EXERCISE DIRECTIONS:
Print the data that follows exactly.

EXCERPTED DATA:
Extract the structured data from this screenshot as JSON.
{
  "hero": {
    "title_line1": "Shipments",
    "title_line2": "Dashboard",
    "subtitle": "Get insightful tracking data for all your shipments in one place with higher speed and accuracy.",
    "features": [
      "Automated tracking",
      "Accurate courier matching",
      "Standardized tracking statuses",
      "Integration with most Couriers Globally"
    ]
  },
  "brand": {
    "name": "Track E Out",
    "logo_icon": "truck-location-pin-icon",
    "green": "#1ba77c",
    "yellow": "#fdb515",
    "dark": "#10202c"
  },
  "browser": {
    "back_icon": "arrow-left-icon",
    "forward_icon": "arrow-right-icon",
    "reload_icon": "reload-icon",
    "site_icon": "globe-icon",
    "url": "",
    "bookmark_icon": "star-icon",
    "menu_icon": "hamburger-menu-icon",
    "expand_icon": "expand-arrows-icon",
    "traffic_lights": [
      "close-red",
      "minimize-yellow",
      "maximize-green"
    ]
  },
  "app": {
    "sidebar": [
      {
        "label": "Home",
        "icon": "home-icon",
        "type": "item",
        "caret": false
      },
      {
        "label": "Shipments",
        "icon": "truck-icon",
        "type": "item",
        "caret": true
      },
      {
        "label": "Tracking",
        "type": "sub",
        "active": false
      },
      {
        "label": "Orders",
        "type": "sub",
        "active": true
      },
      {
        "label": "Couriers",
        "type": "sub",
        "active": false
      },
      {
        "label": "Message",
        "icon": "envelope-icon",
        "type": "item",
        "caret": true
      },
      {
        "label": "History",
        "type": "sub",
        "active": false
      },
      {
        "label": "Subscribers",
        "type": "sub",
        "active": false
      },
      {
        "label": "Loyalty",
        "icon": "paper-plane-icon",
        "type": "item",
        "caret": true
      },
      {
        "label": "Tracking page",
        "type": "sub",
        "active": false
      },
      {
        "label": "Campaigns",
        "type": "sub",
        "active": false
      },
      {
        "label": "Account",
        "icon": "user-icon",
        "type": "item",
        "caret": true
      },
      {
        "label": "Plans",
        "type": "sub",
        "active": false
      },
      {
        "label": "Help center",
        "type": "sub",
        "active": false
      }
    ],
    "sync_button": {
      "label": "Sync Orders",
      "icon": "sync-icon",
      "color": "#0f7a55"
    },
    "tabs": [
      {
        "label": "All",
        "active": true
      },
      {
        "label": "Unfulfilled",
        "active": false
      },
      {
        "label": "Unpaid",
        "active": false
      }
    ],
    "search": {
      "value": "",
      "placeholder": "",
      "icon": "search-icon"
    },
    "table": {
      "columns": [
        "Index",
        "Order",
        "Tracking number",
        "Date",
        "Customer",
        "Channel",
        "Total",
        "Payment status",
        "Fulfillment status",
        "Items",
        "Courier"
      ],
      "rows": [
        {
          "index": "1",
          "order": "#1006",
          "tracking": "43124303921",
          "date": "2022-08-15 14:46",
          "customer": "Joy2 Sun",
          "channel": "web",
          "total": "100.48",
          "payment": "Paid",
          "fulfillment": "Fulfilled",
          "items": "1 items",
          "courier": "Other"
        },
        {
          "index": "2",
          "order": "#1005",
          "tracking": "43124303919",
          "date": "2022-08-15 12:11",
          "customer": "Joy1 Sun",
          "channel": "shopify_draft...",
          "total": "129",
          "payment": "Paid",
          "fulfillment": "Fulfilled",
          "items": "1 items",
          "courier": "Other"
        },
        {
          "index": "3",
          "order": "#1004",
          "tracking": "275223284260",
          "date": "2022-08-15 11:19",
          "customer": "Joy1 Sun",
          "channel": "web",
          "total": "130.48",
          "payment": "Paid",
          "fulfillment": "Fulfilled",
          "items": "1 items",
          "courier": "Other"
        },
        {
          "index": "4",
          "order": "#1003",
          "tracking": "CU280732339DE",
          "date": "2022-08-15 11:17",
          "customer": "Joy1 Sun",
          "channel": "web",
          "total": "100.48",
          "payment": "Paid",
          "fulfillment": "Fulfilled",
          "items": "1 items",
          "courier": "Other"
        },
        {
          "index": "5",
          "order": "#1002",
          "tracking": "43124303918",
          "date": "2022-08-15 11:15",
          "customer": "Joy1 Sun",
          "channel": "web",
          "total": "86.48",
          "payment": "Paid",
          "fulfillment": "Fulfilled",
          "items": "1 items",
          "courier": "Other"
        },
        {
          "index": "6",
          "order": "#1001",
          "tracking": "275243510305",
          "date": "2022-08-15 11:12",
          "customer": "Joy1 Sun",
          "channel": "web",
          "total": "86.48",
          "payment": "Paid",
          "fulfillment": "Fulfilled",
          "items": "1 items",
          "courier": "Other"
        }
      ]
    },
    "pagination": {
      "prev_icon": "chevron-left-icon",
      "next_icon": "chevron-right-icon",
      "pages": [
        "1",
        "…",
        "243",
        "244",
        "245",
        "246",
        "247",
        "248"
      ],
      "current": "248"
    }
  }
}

FULL RESPONSE:
Extract the structured data from this screenshot as JSON.
{
  "hero": {
    "title_line1": "Shipments",
    "title_line2": "Dashboard",
    "subtitle": "Get insightful tracking data for all your shipments in one place with higher speed and accuracy.",
    "features": [
      "Automated tracking",
      "Accurate courier matching",
      "Standardized tracking statuses",
      "Integration with most Couriers Globally"
    ]
  },
  "brand": {
    "name": "Track E Out",
    "logo_icon": "truck-location-pin-icon",
    "green": "#1ba77c",
    "yellow": "#fdb515",
    "dark": "#10202c"
  },
  "browser": {
    "back_icon": "arrow-left-icon",
    "forward_icon": "arrow-right-icon",
    "reload_icon": "reload-icon",
    "site_icon": "globe-icon",
    "url": "",
    "bookmark_icon": "star-icon",
    "menu_icon": "hamburger-menu-icon",
    "expand_icon": "expand-arrows-icon",
    "traffic_lights": [
      "close-red",
      "minimize-yellow",
      "maximize-green"
    ]
  },
  "app": {
    "sidebar": [
      {
        "label": "Home",
        "icon": "home-icon",
        "type": "item",
        "caret": false
      },
      {
        "label": "Shipments",
        "icon": "truck-icon",
        "type": "item",
        "caret": true
      },
      {
        "label": "Tracking",
        "type": "sub",
        "active": false
      },
      {
        "label": "Orders",
        "type": "sub",
        "active": true
      },
      {
        "label": "Couriers",
        "type": "sub",
        "active": false
      },
      {
        "label": "Message",
        "icon": "envelope-icon",
        "type": "item",
        "caret": true
      },
      {
        "label": "History",
        "type": "sub",
        "active": false
      },
      {
        "label": "Subscribers",
        "type": "sub",
        "active": false
      },
      {
        "label": "Loyalty",
        "icon": "paper-plane-icon",
        "type": "item",
        "caret": true
      },
      {
        "label": "Tracking page",
        "type": "sub",
        "active": false
      },
      {
        "label": "Campaigns",
        "type": "sub",
        "active": false
      },
      {
        "label": "Account",
        "icon": "user-icon",
        "type": "item",
        "caret": true
      },
      {
        "label": "Plans",
        "type": "sub",
        "active": false
      },
      {
        "label": "Help center",
        "type": "sub",
        "active": false
      }
    ],
    "sync_button": {
      "label": "Sync Orders",
      "icon": "sync-icon",
      "color": "#0f7a55"
    },
    "tabs": [
      {
        "label": "All",
        "active": true
      },
      {
        "label": "Unfulfilled",
        "active": false
      },
      {
        "label": "Unpaid",
        "active": false
      }
    ],
    "search": {
      "value": "",
      "placeholder": "",
      "icon": "search-icon"
    },
    "table": {
      "columns": [
        "Index",
        "Order",
        "Tracking number",
        "Date",
        "Customer",
        "Channel",
        "Total",
        "Payment status",
        "Fulfillment status",
        "Items",
        "Courier"
      ],
      "rows": [
        {
          "index": "1",
          "order": "#1006",
          "tracking": "43124303921",
          "date": "2022-08-15 14:46",
          "customer": "Joy2 Sun",
          "channel": "web",
          "total": "100.48",
          "payment": "Paid",
          "fulfillment": "Fulfilled",
          "items": "1 items",
          "courier": "Other"
        },
        {
          "index": "2",
          "order": "#1005",
          "tracking": "43124303919",
          "date": "2022-08-15 12:11",
          "customer": "Joy1 Sun",
          "channel": "shopify_draft...",
          "total": "129",
          "payment": "Paid",
          "fulfillment": "Fulfilled",
          "items": "1 items",
          "courier": "Other"
        },
        {
          "index": "3",
          "order": "#1004",
          "tracking": "275223284260",
          "date": "2022-08-15 11:19",
          "customer": "Joy1 Sun",
          "channel": "web",
          "total": "130.48",
          "payment": "Paid",
          "fulfillment": "Fulfilled",
          "items": "1 items",
          "courier": "Other"
        },
        {
          "index": "4",
          "order": "#1003",
          "tracking": "CU280732339DE",
          "date": "2022-08-15 11:17",
          "customer": "Joy1 Sun",
          "channel": "web",
          "total": "100.48",
          "payment": "Paid",
          "fulfillment": "Fulfilled",
          "items": "1 items",
          "courier": "Other"
        },
        {
          "index": "5",
          "order": "#1002",
          "tracking": "43124303918",
          "date": "2022-08-15 11:15",
          "customer": "Joy1 Sun",
          "channel": "web",
          "total": "86.48",
          "payment": "Paid",
          "fulfillment": "Fulfilled",
          "items": "1 items",
          "courier": "Other"
        },
        {
          "index": "6",
          "order": "#1001",
          "tracking": "275243510305",
          "date": "2022-08-15 11:12",
          "customer": "Joy1 Sun",
          "channel": "web",
          "total": "86.48",
          "payment": "Paid",
          "fulfillment": "Fulfilled",
          "items": "1 items",
          "courier": "Other"
        }
      ]
    },
    "pagination": {
      "prev_icon": "chevron-left-icon",
      "next_icon": "chevron-right-icon",
      "pages": [
        "1",
        "…",
        "243",
        "244",
        "245",
        "246",
        "247",
        "248"
      ],
      "current": "248"
    }
  }
}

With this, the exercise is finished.